Requirement
Could you write out the records below exactly as they appear, leaving out any pictures?

[Dataset items]
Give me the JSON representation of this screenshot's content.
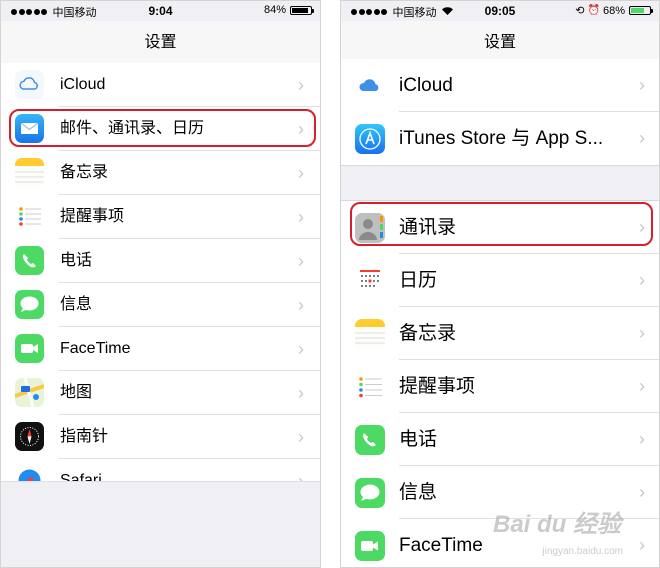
{
  "left_phone": {
    "status": {
      "carrier": "中国移动",
      "time": "9:04",
      "battery": "84%"
    },
    "nav_title": "设置",
    "rows": [
      {
        "label": "iCloud",
        "icon": "icloud-icon"
      },
      {
        "label": "邮件、通讯录、日历",
        "icon": "mail-icon"
      },
      {
        "label": "备忘录",
        "icon": "notes-icon"
      },
      {
        "label": "提醒事项",
        "icon": "reminders-icon"
      },
      {
        "label": "电话",
        "icon": "phone-icon"
      },
      {
        "label": "信息",
        "icon": "messages-icon"
      },
      {
        "label": "FaceTime",
        "icon": "facetime-icon"
      },
      {
        "label": "地图",
        "icon": "maps-icon"
      },
      {
        "label": "指南针",
        "icon": "compass-icon"
      },
      {
        "label": "Safari",
        "icon": "safari-icon"
      }
    ]
  },
  "right_phone": {
    "status": {
      "carrier": "中国移动",
      "time": "09:05",
      "battery": "68%"
    },
    "nav_title": "设置",
    "group1": [
      {
        "label": "iCloud",
        "icon": "icloud-icon"
      },
      {
        "label": "iTunes Store 与 App S...",
        "icon": "appstore-icon"
      }
    ],
    "group2": [
      {
        "label": "通讯录",
        "icon": "contacts-icon"
      },
      {
        "label": "日历",
        "icon": "calendar-icon"
      },
      {
        "label": "备忘录",
        "icon": "notes-icon"
      },
      {
        "label": "提醒事项",
        "icon": "reminders-icon"
      },
      {
        "label": "电话",
        "icon": "phone-icon"
      },
      {
        "label": "信息",
        "icon": "messages-icon"
      },
      {
        "label": "FaceTime",
        "icon": "facetime-icon"
      }
    ]
  },
  "chevron": "›",
  "colors": {
    "highlight": "#d81e2a",
    "green": "#4cd964",
    "blue": "#1e8cf0"
  }
}
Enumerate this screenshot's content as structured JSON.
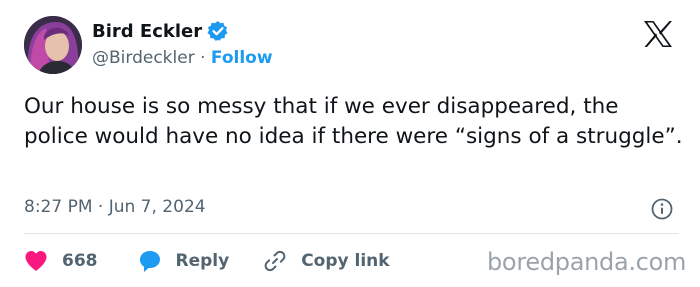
{
  "author": {
    "name": "Bird Eckler",
    "handle": "@Birdeckler",
    "separator": "·",
    "follow_label": "Follow"
  },
  "tweet": {
    "text": "Our house is so messy that if we ever disappeared, the police would have no idea if there were “signs of a struggle”.",
    "time": "8:27 PM",
    "date_separator": "·",
    "date": "Jun 7, 2024"
  },
  "actions": {
    "like_count": "668",
    "reply_label": "Reply",
    "copy_label": "Copy link"
  },
  "watermark": "boredpanda.com",
  "icons": {
    "verified": "verified-badge-icon",
    "platform": "x-logo-icon",
    "info": "info-icon",
    "like": "heart-icon",
    "reply": "speech-bubble-icon",
    "copy": "link-icon"
  },
  "colors": {
    "accent": "#1d9bf0",
    "like": "#f91880",
    "text": "#0f1419",
    "muted": "#536471"
  }
}
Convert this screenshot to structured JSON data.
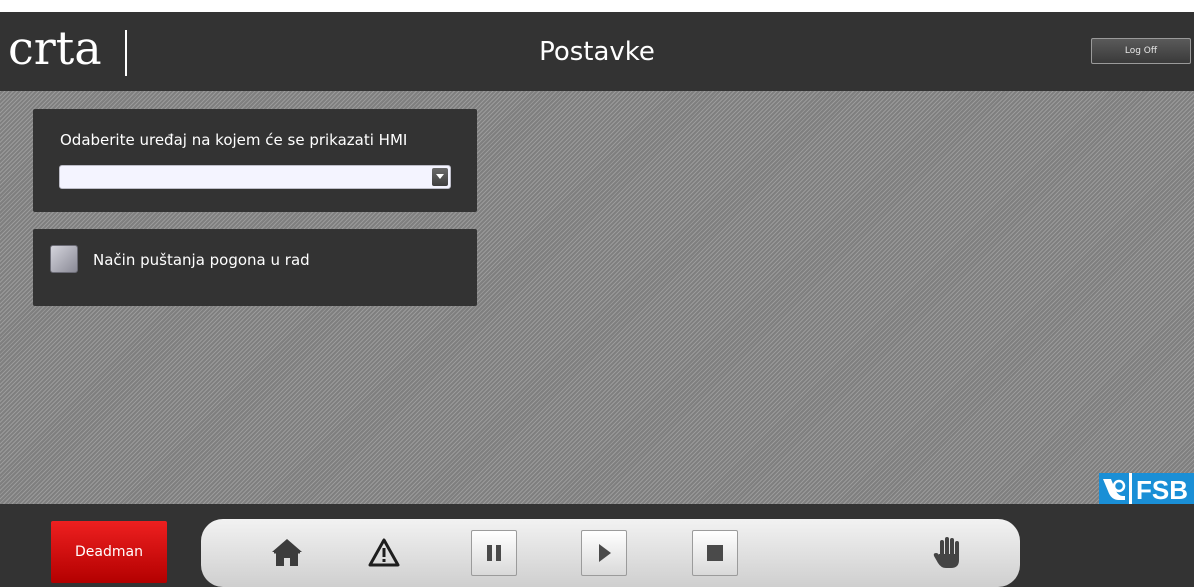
{
  "header": {
    "logo": "crta",
    "title": "Postavke",
    "logoff_label": "Log Off"
  },
  "settings": {
    "device_label": "Odaberite uređaj na kojem će se prikazati HMI",
    "device_value": "",
    "startup_label": "Način puštanja pogona u rad",
    "startup_checked": false
  },
  "branding": {
    "fsb_text": "FSB"
  },
  "footer": {
    "deadman_label": "Deadman",
    "toolbar": {
      "icons": [
        "home-icon",
        "warning-icon",
        "pause-icon",
        "play-icon",
        "stop-icon",
        "hand-icon"
      ]
    }
  },
  "colors": {
    "header_bg": "#333333",
    "deadman": "#d40000",
    "fsb_blue": "#1a8fd6"
  }
}
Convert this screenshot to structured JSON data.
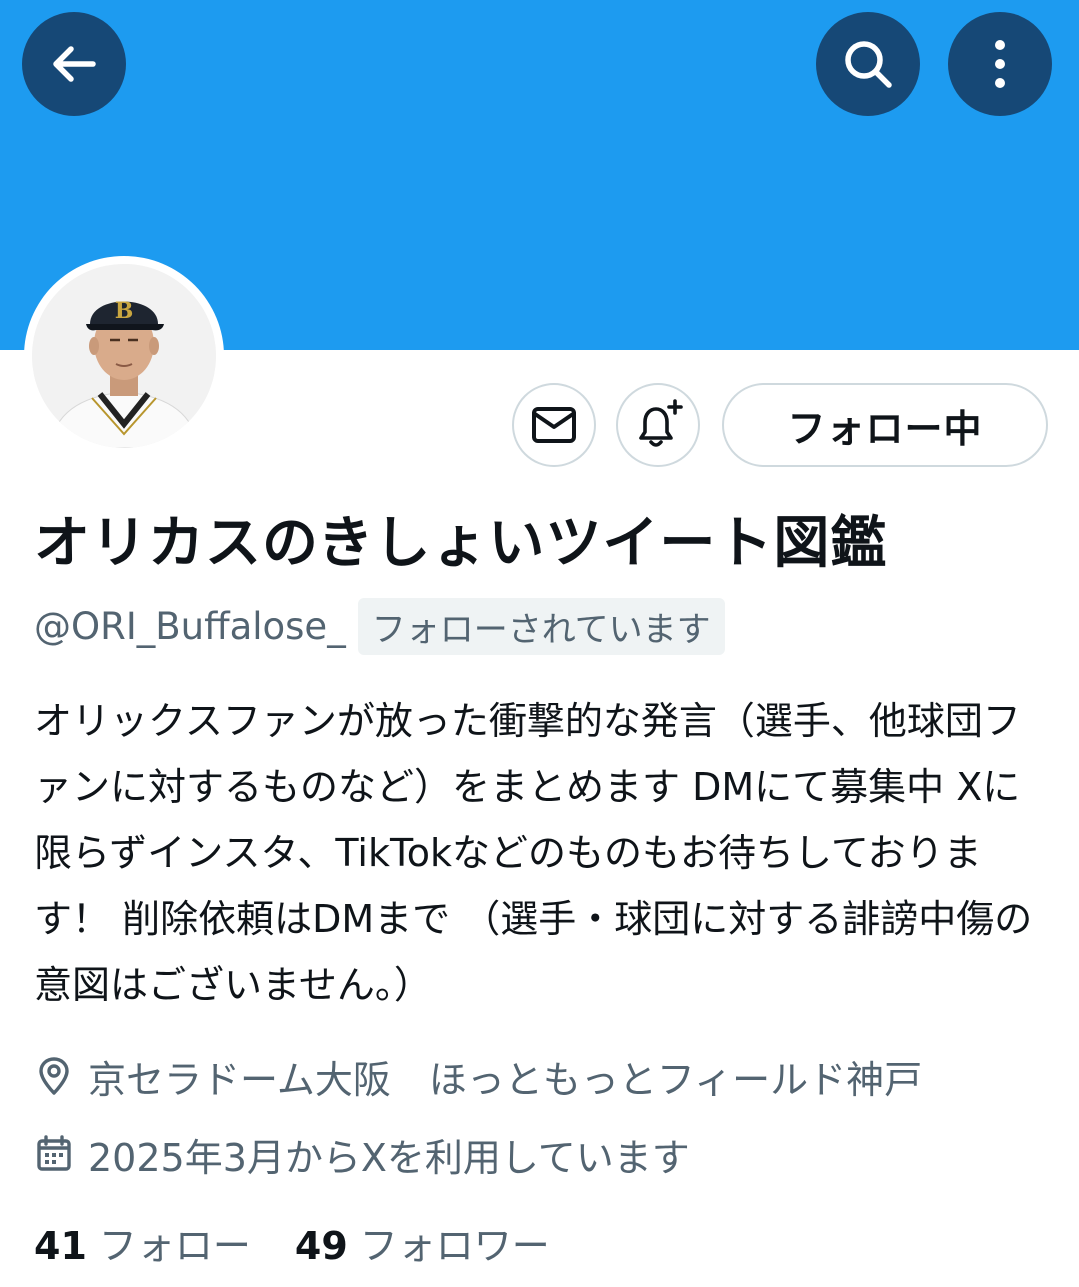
{
  "profile": {
    "display_name": "オリカスのきしょいツイート図鑑",
    "handle": "@ORI_Buffalose_",
    "follows_you_badge": "フォローされています",
    "bio": "オリックスファンが放った衝撃的な発言（選手、他球団ファンに対するものなど）をまとめます DMにて募集中 Xに限らずインスタ、TikTokなどのものもお待ちしております！ 削除依頼はDMまで （選手・球団に対する誹謗中傷の意図はございません。）",
    "location": "京セラドーム大阪　ほっともっとフィールド神戸",
    "joined": "2025年3月からXを利用しています"
  },
  "actions": {
    "following_label": "フォロー中"
  },
  "stats": {
    "following_count": "41",
    "following_label": "フォロー",
    "followers_count": "49",
    "followers_label": "フォロワー"
  },
  "icons": {
    "back": "back-arrow-icon",
    "search": "search-icon",
    "more": "more-vertical-icon",
    "message": "envelope-icon",
    "notify": "bell-plus-icon",
    "location": "location-pin-icon",
    "calendar": "calendar-icon"
  },
  "colors": {
    "banner": "#1d9bf0",
    "secondary_text": "#536471",
    "primary_text": "#0f1419",
    "border": "#cfd9de"
  }
}
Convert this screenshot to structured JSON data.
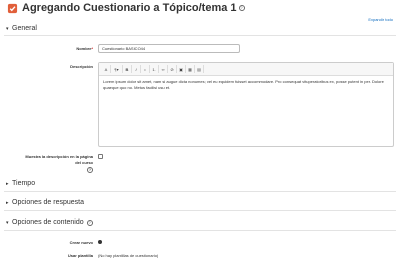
{
  "header": {
    "title": "Agregando Cuestionario a Tópico/tema 1",
    "help_glyph": "?",
    "expand_all": "Expandir todo"
  },
  "sections": {
    "general": "General",
    "tiempo": "Tiempo",
    "opciones_respuesta": "Opciones de respuesta",
    "opciones_contenido": "Opciones de contenido"
  },
  "general": {
    "name_label": "Nombre",
    "name_value": "Cuestionario BASICO44",
    "description_label": "Descripción",
    "description_text": "Lorem ipsum dolor sit amet, nam si augue dicta nonumes; vel eu equidem fuisset accommodare. Pro consequat vituperatoribus ex, posse putent in per. Dolore quaeque quo no. Metus facilisi usu et.",
    "show_description_label_1": "Muestra la descripción en la página",
    "show_description_label_2": "del curso",
    "show_description_checked": false
  },
  "toolbar": {
    "items": [
      "A",
      "¶▾",
      "B",
      "I",
      "•",
      "1.",
      "∞",
      "⊘",
      "▣",
      "▦",
      "▤"
    ]
  },
  "contenido": {
    "crear_nuevo_label": "Crear nuevo",
    "usar_plantilla_label": "Usar plantilla",
    "usar_plantilla_value": "(No hay plantillas de cuestionario)"
  },
  "colors": {
    "link": "#0f6cbf",
    "required": "#cc0000"
  }
}
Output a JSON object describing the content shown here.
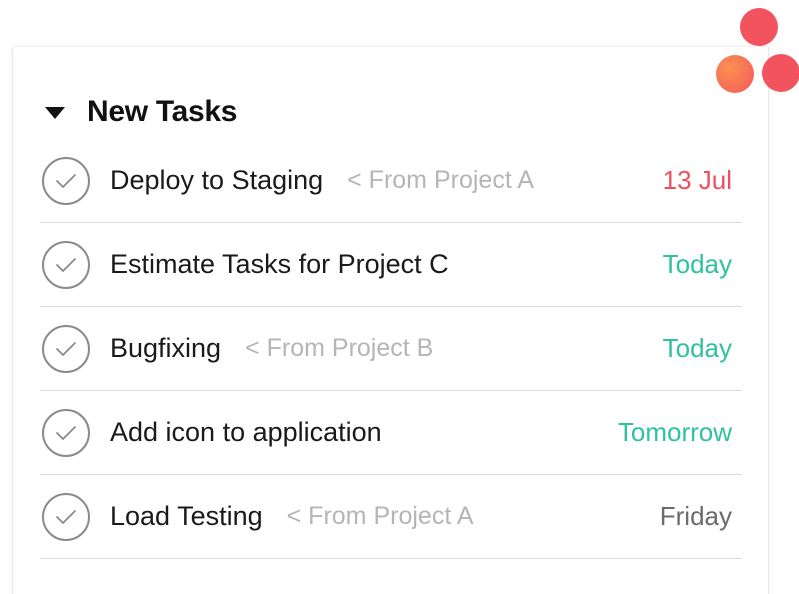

Exercise solution
Give me the JSON representation of this screenshot's content.
{
  "left_phone": {
    "status": {
      "carrier": "中国移动",
      "time": "9:04",
      "battery": "84%"
    },
    "nav_title": "设置",
    "rows": [
      {
        "label": "iCloud",
        "icon": "icloud-icon"
      },
      {
        "label": "邮件、通讯录、日历",
        "icon": "mail-icon"
      },
      {
        "label": "备忘录",
        "icon": "notes-icon"
      },
      {
        "label": "提醒事项",
        "icon": "reminders-icon"
      },
      {
        "label": "电话",
        "icon": "phone-icon"
      },
      {
        "label": "信息",
        "icon": "messages-icon"
      },
      {
        "label": "FaceTime",
        "icon": "facetime-icon"
      },
      {
        "label": "地图",
        "icon": "maps-icon"
      },
      {
        "label": "指南针",
        "icon": "compass-icon"
      },
      {
        "label": "Safari",
        "icon": "safari-icon"
      }
    ]
  },
  "right_phone": {
    "status": {
      "carrier": "中国移动",
      "time": "09:05",
      "battery": "68%"
    },
    "nav_title": "设置",
    "group1": [
      {
        "label": "iCloud",
        "icon": "icloud-icon"
      },
      {
        "label": "iTunes Store 与 App S...",
        "icon": "appstore-icon"
      }
    ],
    "group2": [
      {
        "label": "通讯录",
        "icon": "contacts-icon"
      },
      {
        "label": "日历",
        "icon": "calendar-icon"
      },
      {
        "label": "备忘录",
        "icon": "notes-icon"
      },
      {
        "label": "提醒事项",
        "icon": "reminders-icon"
      },
      {
        "label": "电话",
        "icon": "phone-icon"
      },
      {
        "label": "信息",
        "icon": "messages-icon"
      },
      {
        "label": "FaceTime",
        "icon": "facetime-icon"
      }
    ]
  },
  "chevron": "›",
  "colors": {
    "highlight": "#d81e2a",
    "green": "#4cd964",
    "blue": "#1e8cf0"
  }
}
Enumerate this screenshot's content as structured JSON.
{
  "author": {
    "name": "Bird Eckler",
    "handle": "@Birdeckler",
    "separator": "·",
    "follow_label": "Follow"
  },
  "tweet": {
    "text": "Our house is so messy that if we ever disappeared, the police would have no idea if there were “signs of a struggle”.",
    "time": "8:27 PM",
    "date_separator": "·",
    "date": "Jun 7, 2024"
  },
  "actions": {
    "like_count": "668",
    "reply_label": "Reply",
    "copy_label": "Copy link"
  },
  "watermark": "boredpanda.com",
  "icons": {
    "verified": "verified-badge-icon",
    "platform": "x-logo-icon",
    "info": "info-icon",
    "like": "heart-icon",
    "reply": "speech-bubble-icon",
    "copy": "link-icon"
  },
  "colors": {
    "accent": "#1d9bf0",
    "like": "#f91880",
    "text": "#0f1419",
    "muted": "#536471"
  }
}
Convert this screenshot to structured JSON data.
{
  "header": {
    "logo": "crta",
    "title": "Postavke",
    "logoff_label": "Log Off"
  },
  "settings": {
    "device_label": "Odaberite uređaj na kojem će se prikazati HMI",
    "device_value": "",
    "startup_label": "Način puštanja pogona u rad",
    "startup_checked": false
  },
  "branding": {
    "fsb_text": "FSB"
  },
  "footer": {
    "deadman_label": "Deadman",
    "toolbar": {
      "icons": [
        "home-icon",
        "warning-icon",
        "pause-icon",
        "play-icon",
        "stop-icon",
        "hand-icon"
      ]
    }
  },
  "colors": {
    "header_bg": "#333333",
    "deadman": "#d40000",
    "fsb_blue": "#1a8fd6"
  }
}
Convert this screenshot to structured JSON data.
{
  "profile": {
    "display_name": "オリカスのきしょいツイート図鑑",
    "handle": "@ORI_Buffalose_",
    "follows_you_badge": "フォローされています",
    "bio": "オリックスファンが放った衝撃的な発言（選手、他球団ファンに対するものなど）をまとめます DMにて募集中 Xに限らずインスタ、TikTokなどのものもお待ちしております！ 削除依頼はDMまで （選手・球団に対する誹謗中傷の意図はございません。）",
    "location": "京セラドーム大阪　ほっともっとフィールド神戸",
    "joined": "2025年3月からXを利用しています"
  },
  "actions": {
    "following_label": "フォロー中"
  },
  "stats": {
    "following_count": "41",
    "following_label": "フォロー",
    "followers_count": "49",
    "followers_label": "フォロワー"
  },
  "icons": {
    "back": "back-arrow-icon",
    "search": "search-icon",
    "more": "more-vertical-icon",
    "message": "envelope-icon",
    "notify": "bell-plus-icon",
    "location": "location-pin-icon",
    "calendar": "calendar-icon"
  },
  "colors": {
    "banner": "#1d9bf0",
    "secondary_text": "#536471",
    "primary_text": "#0f1419",
    "border": "#cfd9de"
  }
}
Convert this screenshot to structured JSON data.
{
  "header": {
    "title": "Agregando Cuestionario a Tópico/tema 1",
    "help_glyph": "?",
    "expand_all": "Expandir todo"
  },
  "sections": {
    "general": "General",
    "tiempo": "Tiempo",
    "opciones_respuesta": "Opciones de respuesta",
    "opciones_contenido": "Opciones de contenido"
  },
  "general": {
    "name_label": "Nombre",
    "name_value": "Cuestionario BASICO44",
    "description_label": "Descripción",
    "description_text": "Lorem ipsum dolor sit amet, nam si augue dicta nonumes; vel eu equidem fuisset accommodare. Pro consequat vituperatoribus ex, posse putent in per. Dolore quaeque quo no. Metus facilisi usu et.",
    "show_description_label_1": "Muestra la descripción en la página",
    "show_description_label_2": "del curso",
    "show_description_checked": false
  },
  "toolbar": {
    "items": [
      "A",
      "¶▾",
      "B",
      "I",
      "•",
      "1.",
      "∞",
      "⊘",
      "▣",
      "▦",
      "▤"
    ]
  },
  "contenido": {
    "crear_nuevo_label": "Crear nuevo",
    "usar_plantilla_label": "Usar plantilla",
    "usar_plantilla_value": "(No hay plantillas de cuestionario)"
  },
  "colors": {
    "link": "#0f6cbf",
    "required": "#cc0000"
  }
}
Output a JSON object describing the content shown here.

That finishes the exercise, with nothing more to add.